## Task requirements
Exact reproduction is required for all entries.

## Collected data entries

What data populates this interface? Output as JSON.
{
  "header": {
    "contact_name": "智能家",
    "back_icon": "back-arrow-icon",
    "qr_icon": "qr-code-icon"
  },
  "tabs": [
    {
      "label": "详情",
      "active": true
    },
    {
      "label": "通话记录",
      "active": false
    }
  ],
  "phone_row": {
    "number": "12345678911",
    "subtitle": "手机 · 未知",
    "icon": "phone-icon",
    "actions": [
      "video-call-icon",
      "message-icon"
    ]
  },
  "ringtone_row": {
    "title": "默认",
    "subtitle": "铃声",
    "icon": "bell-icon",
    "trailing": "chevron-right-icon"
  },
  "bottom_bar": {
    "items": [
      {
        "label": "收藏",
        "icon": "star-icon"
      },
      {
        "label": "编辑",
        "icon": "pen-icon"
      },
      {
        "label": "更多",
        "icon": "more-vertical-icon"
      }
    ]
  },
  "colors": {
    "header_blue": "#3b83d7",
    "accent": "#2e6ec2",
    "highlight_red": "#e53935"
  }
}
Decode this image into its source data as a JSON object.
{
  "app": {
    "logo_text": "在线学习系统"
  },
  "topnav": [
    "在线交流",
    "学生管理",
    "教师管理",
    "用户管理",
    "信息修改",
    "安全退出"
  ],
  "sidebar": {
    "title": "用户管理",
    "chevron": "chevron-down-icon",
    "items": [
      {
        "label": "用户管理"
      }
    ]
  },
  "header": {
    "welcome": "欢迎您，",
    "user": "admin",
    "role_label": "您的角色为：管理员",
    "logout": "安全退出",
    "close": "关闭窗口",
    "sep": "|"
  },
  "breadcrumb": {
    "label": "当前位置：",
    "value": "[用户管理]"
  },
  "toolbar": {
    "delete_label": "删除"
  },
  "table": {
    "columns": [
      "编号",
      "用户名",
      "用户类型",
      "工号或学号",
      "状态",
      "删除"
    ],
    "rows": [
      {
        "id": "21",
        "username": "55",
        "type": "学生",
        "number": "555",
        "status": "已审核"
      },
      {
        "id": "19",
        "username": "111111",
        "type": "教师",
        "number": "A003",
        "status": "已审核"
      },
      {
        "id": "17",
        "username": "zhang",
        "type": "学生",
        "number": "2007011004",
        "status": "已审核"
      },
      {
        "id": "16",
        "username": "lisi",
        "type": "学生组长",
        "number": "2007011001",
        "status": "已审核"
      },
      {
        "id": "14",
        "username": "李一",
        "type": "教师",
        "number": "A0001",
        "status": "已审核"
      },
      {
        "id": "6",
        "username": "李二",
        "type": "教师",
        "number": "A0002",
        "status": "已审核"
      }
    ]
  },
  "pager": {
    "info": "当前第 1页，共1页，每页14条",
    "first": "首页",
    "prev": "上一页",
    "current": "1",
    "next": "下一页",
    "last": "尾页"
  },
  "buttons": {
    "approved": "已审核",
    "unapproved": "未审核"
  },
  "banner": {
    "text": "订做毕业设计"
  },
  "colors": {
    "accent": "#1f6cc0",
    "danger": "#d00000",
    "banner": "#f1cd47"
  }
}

## The answer
What data populates this interface? Output as JSON.
{
  "header": {
    "contact_name": "智能家",
    "back_icon": "back-arrow-icon",
    "qr_icon": "qr-code-icon"
  },
  "tabs": [
    {
      "label": "详情",
      "active": true
    },
    {
      "label": "通话记录",
      "active": false
    }
  ],
  "phone_row": {
    "number": "12345678911",
    "subtitle": "手机 · 未知",
    "icon": "phone-icon",
    "actions": [
      "video-call-icon",
      "message-icon"
    ]
  },
  "ringtone_row": {
    "title": "默认",
    "subtitle": "铃声",
    "icon": "bell-icon",
    "trailing": "chevron-right-icon"
  },
  "bottom_bar": {
    "items": [
      {
        "label": "收藏",
        "icon": "star-icon"
      },
      {
        "label": "编辑",
        "icon": "pen-icon"
      },
      {
        "label": "更多",
        "icon": "more-vertical-icon"
      }
    ]
  },
  "colors": {
    "header_blue": "#3b83d7",
    "accent": "#2e6ec2",
    "highlight_red": "#e53935"
  }
}
Decode this image into its source data as a JSON object.
{
  "app": {
    "logo_text": "在线学习系统"
  },
  "topnav": [
    "在线交流",
    "学生管理",
    "教师管理",
    "用户管理",
    "信息修改",
    "安全退出"
  ],
  "sidebar": {
    "title": "用户管理",
    "chevron": "chevron-down-icon",
    "items": [
      {
        "label": "用户管理"
      }
    ]
  },
  "header": {
    "welcome": "欢迎您，",
    "user": "admin",
    "role_label": "您的角色为：管理员",
    "logout": "安全退出",
    "close": "关闭窗口",
    "sep": "|"
  },
  "breadcrumb": {
    "label": "当前位置：",
    "value": "[用户管理]"
  },
  "toolbar": {
    "delete_label": "删除"
  },
  "table": {
    "columns": [
      "编号",
      "用户名",
      "用户类型",
      "工号或学号",
      "状态",
      "删除"
    ],
    "rows": [
      {
        "id": "21",
        "username": "55",
        "type": "学生",
        "number": "555",
        "status": "已审核"
      },
      {
        "id": "19",
        "username": "111111",
        "type": "教师",
        "number": "A003",
        "status": "已审核"
      },
      {
        "id": "17",
        "username": "zhang",
        "type": "学生",
        "number": "2007011004",
        "status": "已审核"
      },
      {
        "id": "16",
        "username": "lisi",
        "type": "学生组长",
        "number": "2007011001",
        "status": "已审核"
      },
      {
        "id": "14",
        "username": "李一",
        "type": "教师",
        "number": "A0001",
        "status": "已审核"
      },
      {
        "id": "6",
        "username": "李二",
        "type": "教师",
        "number": "A0002",
        "status": "已审核"
      }
    ]
  },
  "pager": {
    "info": "当前第 1页，共1页，每页14条",
    "first": "首页",
    "prev": "上一页",
    "current": "1",
    "next": "下一页",
    "last": "尾页"
  },
  "buttons": {
    "approved": "已审核",
    "unapproved": "未审核"
  },
  "banner": {
    "text": "订做毕业设计"
  },
  "colors": {
    "accent": "#1f6cc0",
    "danger": "#d00000",
    "banner": "#f1cd47"
  }
}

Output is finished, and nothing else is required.